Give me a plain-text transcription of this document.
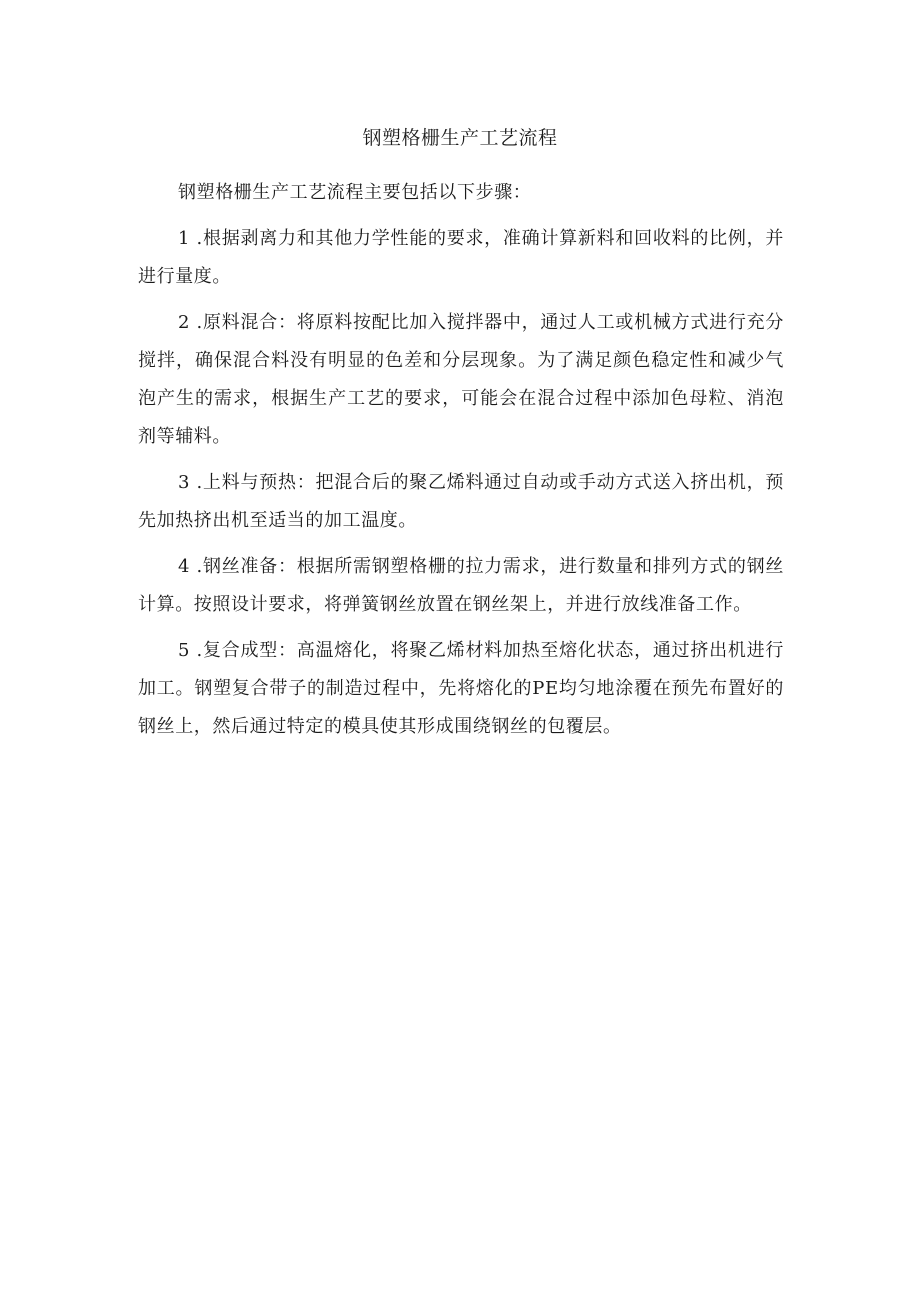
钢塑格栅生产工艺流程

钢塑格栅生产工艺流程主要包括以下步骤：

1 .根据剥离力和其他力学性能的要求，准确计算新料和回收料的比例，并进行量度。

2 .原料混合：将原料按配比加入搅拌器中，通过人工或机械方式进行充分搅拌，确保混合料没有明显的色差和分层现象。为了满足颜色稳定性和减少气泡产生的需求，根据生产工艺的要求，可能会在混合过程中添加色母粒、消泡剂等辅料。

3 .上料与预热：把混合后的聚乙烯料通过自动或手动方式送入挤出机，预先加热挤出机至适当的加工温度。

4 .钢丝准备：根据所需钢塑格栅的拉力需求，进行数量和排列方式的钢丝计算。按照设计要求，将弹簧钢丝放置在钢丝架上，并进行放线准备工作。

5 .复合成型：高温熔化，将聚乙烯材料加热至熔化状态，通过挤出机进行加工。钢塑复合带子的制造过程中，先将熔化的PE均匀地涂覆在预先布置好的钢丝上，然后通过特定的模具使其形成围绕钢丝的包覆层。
++++++++
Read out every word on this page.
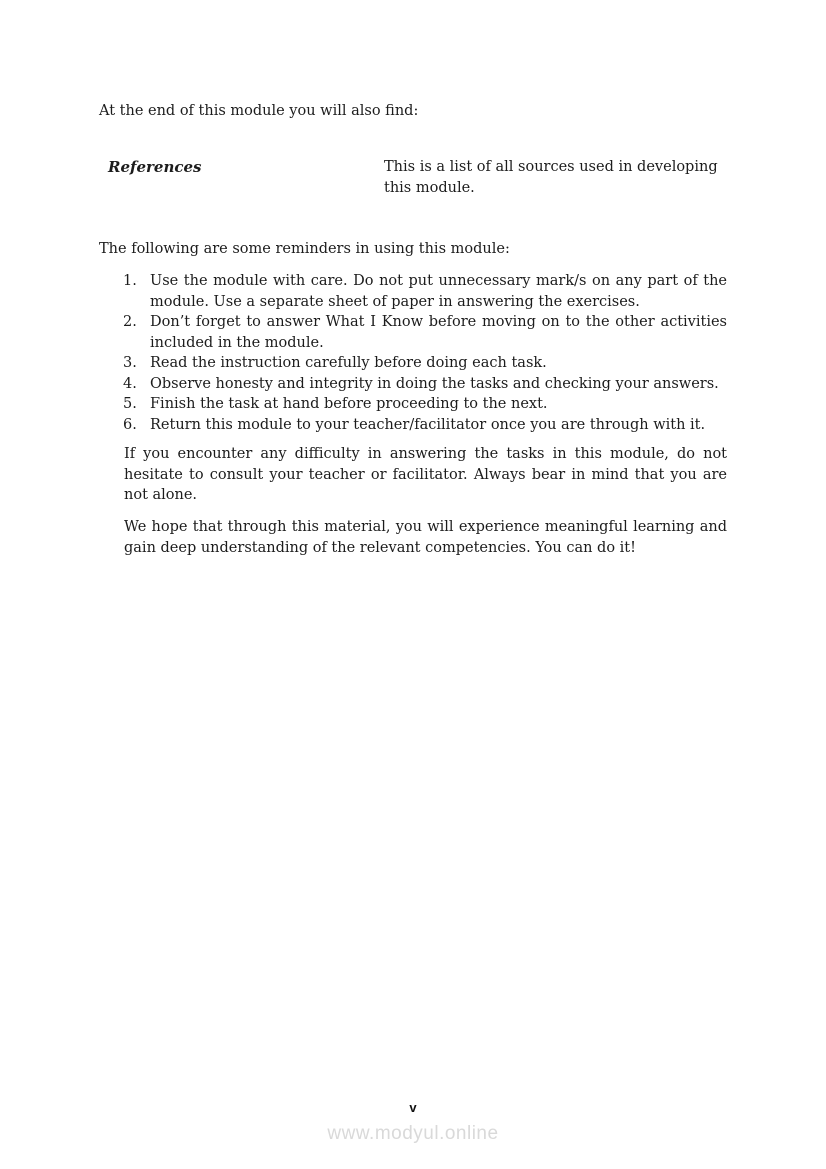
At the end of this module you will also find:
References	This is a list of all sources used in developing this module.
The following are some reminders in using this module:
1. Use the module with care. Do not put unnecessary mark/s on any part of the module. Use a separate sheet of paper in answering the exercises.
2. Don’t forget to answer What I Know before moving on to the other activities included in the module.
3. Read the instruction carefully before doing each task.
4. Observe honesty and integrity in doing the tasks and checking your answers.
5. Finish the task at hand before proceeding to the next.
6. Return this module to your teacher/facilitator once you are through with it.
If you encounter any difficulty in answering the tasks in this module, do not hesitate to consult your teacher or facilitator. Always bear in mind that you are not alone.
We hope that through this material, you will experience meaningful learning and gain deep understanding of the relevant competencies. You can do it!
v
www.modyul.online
++++++++
### YOUR INSTRUCTIONS
Reproduce each line of the entries in which the word "through" is found.

### FULL OUTPUT
6. Return this module to your teacher/facilitator once you are through with it.
We hope that through this material, you will experience meaningful learning and gain deep understanding of the relevant competencies. You can do it!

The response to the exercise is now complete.